* To be done *
In the copy, keep every record exact and leave out all images.

[Data entries for graphics]
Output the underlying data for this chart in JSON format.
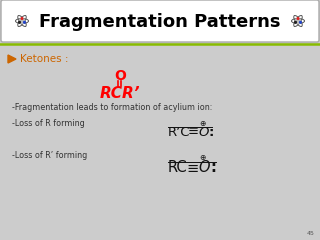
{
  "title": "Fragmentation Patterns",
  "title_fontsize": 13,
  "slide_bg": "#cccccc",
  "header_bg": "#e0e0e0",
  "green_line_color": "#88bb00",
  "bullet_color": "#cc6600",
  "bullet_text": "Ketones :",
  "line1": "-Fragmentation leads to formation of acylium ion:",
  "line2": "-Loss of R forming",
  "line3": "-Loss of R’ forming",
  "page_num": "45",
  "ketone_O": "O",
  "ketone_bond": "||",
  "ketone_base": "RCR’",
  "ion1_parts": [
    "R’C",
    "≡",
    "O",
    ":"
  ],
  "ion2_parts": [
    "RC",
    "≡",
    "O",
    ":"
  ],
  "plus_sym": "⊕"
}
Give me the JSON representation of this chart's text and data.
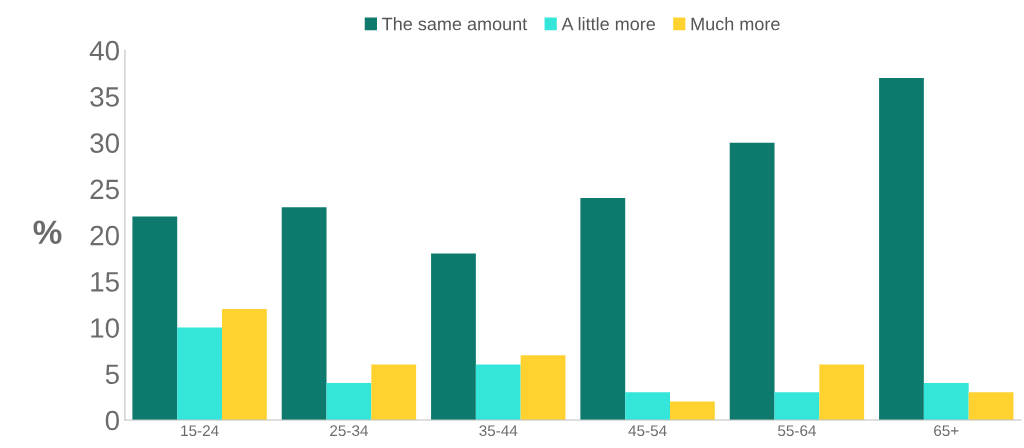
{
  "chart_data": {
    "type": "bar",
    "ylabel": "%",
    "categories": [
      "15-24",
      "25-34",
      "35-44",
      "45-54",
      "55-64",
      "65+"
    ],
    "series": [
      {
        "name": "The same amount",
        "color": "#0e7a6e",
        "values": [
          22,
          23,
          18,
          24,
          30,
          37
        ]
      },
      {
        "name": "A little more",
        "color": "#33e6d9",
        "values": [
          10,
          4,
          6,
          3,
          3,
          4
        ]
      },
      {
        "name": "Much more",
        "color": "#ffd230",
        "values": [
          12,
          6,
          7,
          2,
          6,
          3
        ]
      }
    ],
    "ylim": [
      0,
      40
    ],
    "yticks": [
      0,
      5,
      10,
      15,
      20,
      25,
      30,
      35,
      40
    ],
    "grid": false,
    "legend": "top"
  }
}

* Answer for the task *
Output the underlying data for this chart in JSON format.
{
  "title": "Fragmentation Patterns",
  "title_fontsize": 13,
  "slide_bg": "#cccccc",
  "header_bg": "#e0e0e0",
  "green_line_color": "#88bb00",
  "bullet_color": "#cc6600",
  "bullet_text": "Ketones :",
  "line1": "-Fragmentation leads to formation of acylium ion:",
  "line2": "-Loss of R forming",
  "line3": "-Loss of R’ forming",
  "page_num": "45",
  "ketone_O": "O",
  "ketone_bond": "||",
  "ketone_base": "RCR’",
  "ion1_parts": [
    "R’C",
    "≡",
    "O",
    ":"
  ],
  "ion2_parts": [
    "RC",
    "≡",
    "O",
    ":"
  ],
  "plus_sym": "⊕"
}
Give me the JSON representation of this chart's text and data.
{
  "chart_data": {
    "type": "bar",
    "ylabel": "%",
    "categories": [
      "15-24",
      "25-34",
      "35-44",
      "45-54",
      "55-64",
      "65+"
    ],
    "series": [
      {
        "name": "The same amount",
        "color": "#0e7a6e",
        "values": [
          22,
          23,
          18,
          24,
          30,
          37
        ]
      },
      {
        "name": "A little more",
        "color": "#33e6d9",
        "values": [
          10,
          4,
          6,
          3,
          3,
          4
        ]
      },
      {
        "name": "Much more",
        "color": "#ffd230",
        "values": [
          12,
          6,
          7,
          2,
          6,
          3
        ]
      }
    ],
    "ylim": [
      0,
      40
    ],
    "yticks": [
      0,
      5,
      10,
      15,
      20,
      25,
      30,
      35,
      40
    ],
    "grid": false,
    "legend": "top"
  }
}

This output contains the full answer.